=== EXERCISE INPUTS ===

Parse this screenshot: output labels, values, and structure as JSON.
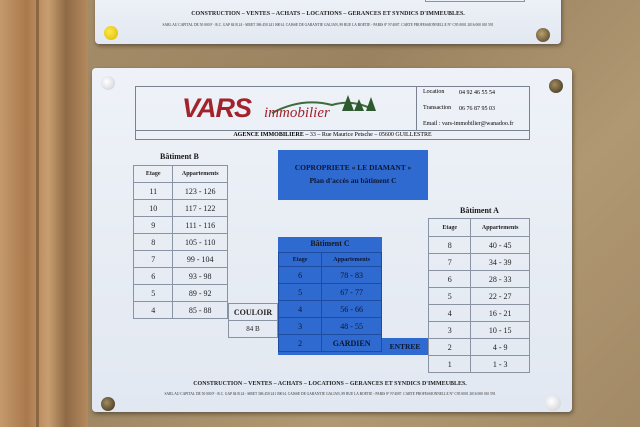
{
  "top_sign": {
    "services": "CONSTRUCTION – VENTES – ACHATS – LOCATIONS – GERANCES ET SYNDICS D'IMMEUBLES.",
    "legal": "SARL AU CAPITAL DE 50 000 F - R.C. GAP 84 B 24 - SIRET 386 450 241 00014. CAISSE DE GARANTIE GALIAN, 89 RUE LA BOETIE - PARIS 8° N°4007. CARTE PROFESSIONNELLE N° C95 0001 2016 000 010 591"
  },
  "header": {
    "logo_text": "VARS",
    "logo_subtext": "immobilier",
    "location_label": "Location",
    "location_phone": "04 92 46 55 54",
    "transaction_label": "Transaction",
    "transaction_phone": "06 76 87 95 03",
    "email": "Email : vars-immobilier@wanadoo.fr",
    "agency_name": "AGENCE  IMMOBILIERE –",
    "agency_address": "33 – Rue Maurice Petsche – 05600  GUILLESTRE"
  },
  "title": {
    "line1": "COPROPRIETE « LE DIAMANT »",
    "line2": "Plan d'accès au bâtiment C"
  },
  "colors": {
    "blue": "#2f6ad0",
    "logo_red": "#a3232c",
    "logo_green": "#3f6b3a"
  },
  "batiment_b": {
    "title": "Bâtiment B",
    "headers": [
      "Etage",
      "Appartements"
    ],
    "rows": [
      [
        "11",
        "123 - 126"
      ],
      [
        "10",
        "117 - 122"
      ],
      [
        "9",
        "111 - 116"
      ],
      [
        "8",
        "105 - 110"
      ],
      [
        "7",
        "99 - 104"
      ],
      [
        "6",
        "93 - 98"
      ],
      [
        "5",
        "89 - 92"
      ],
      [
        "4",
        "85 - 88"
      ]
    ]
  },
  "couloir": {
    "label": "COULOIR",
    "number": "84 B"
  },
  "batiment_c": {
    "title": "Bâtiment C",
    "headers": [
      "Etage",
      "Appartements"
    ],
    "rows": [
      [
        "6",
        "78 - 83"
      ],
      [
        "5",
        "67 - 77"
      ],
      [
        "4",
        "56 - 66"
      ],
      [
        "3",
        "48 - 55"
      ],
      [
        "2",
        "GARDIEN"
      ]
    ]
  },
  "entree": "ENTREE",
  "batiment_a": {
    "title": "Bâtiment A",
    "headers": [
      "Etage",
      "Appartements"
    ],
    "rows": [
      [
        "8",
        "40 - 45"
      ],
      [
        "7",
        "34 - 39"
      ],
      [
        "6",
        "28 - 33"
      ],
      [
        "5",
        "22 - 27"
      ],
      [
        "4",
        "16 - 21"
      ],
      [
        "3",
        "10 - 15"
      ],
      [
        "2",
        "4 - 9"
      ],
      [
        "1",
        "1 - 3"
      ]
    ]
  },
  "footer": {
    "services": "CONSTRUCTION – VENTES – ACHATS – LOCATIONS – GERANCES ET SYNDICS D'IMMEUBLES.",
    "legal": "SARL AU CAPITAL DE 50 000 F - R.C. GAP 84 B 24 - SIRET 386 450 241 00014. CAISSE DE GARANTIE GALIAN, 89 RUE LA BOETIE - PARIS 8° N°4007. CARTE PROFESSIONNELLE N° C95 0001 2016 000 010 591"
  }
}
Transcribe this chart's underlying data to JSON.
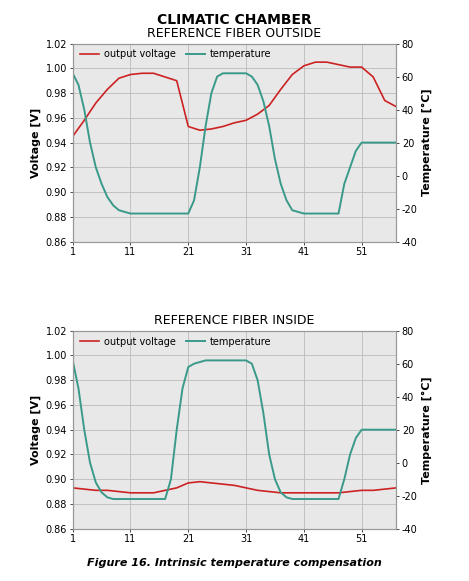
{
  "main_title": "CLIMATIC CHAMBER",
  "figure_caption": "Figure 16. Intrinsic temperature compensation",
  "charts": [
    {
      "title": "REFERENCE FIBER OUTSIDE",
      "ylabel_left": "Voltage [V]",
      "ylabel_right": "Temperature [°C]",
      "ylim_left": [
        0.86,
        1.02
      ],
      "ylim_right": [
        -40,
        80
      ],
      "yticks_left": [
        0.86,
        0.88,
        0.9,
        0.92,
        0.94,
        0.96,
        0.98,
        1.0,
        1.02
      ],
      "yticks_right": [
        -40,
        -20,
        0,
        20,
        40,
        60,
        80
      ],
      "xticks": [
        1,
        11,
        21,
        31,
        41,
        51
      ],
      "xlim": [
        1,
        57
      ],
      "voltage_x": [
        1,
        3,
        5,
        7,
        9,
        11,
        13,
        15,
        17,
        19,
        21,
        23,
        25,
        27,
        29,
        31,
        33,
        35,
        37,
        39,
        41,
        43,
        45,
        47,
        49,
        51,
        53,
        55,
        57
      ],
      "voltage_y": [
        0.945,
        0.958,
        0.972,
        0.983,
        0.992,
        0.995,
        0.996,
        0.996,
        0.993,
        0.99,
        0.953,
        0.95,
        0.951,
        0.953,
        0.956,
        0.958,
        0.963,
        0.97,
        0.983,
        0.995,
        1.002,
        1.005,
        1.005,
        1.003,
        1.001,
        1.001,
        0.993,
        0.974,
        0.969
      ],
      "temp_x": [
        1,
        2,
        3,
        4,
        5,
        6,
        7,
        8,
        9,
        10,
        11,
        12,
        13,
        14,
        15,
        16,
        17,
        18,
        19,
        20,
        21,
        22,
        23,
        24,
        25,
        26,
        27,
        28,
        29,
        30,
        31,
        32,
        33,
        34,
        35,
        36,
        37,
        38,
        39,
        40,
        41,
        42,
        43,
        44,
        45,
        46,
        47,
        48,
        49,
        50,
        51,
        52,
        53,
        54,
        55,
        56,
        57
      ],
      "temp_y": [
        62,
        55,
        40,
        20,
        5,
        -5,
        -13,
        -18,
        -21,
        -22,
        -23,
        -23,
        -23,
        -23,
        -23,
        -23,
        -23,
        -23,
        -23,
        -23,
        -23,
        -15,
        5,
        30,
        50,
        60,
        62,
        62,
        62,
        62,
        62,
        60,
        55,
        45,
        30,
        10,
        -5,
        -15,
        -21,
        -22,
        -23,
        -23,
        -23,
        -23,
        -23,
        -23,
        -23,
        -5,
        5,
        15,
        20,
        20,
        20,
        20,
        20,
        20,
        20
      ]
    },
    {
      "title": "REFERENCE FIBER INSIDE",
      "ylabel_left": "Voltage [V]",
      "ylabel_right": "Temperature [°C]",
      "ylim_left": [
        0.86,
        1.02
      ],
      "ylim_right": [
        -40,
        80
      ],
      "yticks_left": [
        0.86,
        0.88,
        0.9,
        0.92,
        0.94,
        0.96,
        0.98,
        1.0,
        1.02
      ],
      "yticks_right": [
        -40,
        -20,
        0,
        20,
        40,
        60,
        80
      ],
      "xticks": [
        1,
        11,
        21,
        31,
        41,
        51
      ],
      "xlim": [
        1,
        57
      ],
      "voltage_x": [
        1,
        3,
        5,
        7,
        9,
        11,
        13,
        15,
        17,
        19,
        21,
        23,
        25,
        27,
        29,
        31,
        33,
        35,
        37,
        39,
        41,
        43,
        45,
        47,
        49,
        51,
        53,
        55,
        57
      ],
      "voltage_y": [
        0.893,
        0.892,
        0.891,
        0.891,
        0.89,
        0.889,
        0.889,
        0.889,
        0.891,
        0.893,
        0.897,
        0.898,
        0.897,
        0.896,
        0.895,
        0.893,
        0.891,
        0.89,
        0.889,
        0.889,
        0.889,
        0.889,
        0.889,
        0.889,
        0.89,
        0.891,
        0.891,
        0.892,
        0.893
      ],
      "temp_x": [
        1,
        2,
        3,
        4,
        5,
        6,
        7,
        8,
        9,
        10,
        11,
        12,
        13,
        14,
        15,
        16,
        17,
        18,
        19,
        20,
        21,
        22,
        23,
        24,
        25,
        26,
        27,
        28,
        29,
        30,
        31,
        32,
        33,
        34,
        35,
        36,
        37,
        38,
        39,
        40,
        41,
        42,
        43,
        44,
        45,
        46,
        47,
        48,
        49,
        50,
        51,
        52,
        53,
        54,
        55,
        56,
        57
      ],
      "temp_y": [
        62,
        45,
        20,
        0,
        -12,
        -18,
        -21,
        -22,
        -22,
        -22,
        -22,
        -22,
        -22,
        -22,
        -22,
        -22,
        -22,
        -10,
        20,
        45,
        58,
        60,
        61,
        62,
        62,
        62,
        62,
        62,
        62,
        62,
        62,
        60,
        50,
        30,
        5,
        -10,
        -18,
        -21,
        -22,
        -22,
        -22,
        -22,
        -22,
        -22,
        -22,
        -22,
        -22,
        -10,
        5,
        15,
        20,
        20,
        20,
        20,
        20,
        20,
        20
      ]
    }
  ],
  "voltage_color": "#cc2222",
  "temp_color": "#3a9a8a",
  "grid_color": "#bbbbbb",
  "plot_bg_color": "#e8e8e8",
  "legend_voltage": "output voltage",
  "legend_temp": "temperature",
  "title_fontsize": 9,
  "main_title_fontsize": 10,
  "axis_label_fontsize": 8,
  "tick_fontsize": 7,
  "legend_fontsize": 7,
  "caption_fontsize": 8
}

===
=== EXERCISE INPUTS ===

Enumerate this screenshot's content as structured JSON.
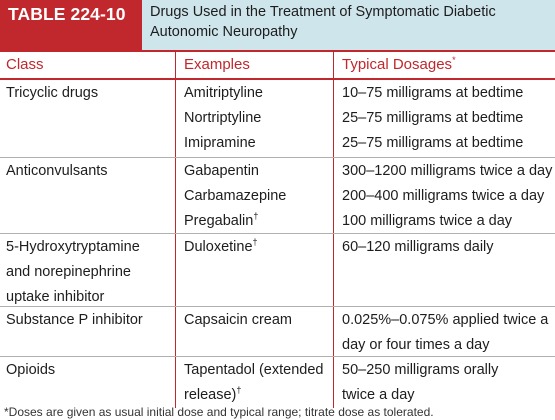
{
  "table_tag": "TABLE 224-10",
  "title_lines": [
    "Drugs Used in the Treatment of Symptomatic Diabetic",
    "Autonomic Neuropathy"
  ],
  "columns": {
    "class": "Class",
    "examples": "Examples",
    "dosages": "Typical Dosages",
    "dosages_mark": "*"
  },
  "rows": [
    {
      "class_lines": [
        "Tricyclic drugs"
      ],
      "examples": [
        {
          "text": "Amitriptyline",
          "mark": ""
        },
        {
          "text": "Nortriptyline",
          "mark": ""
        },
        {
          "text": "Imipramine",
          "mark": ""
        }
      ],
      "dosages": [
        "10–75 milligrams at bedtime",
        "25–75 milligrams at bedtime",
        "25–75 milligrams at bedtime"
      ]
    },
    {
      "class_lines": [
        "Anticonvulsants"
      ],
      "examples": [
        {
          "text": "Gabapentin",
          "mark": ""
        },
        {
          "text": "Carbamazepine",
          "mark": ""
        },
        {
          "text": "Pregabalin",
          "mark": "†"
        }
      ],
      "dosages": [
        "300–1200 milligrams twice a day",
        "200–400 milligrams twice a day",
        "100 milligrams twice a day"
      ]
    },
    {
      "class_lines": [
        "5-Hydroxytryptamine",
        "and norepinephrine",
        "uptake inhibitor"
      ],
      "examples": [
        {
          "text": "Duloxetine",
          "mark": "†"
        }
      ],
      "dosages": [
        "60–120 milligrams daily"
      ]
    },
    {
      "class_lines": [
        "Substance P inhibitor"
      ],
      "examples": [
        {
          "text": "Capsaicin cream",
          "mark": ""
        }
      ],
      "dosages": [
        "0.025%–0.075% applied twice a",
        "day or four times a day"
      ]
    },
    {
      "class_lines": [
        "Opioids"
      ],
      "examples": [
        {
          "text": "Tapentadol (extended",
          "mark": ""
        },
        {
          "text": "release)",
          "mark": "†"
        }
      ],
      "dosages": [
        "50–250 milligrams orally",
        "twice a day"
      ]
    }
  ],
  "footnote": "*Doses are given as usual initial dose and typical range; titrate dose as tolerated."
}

===

AIM:
Gather all lines from the records above in which "FIBER" appears.

FINISHED TASK:
      "title": "REFERENCE FIBER OUTSIDE",
      "title": "REFERENCE FIBER INSIDE",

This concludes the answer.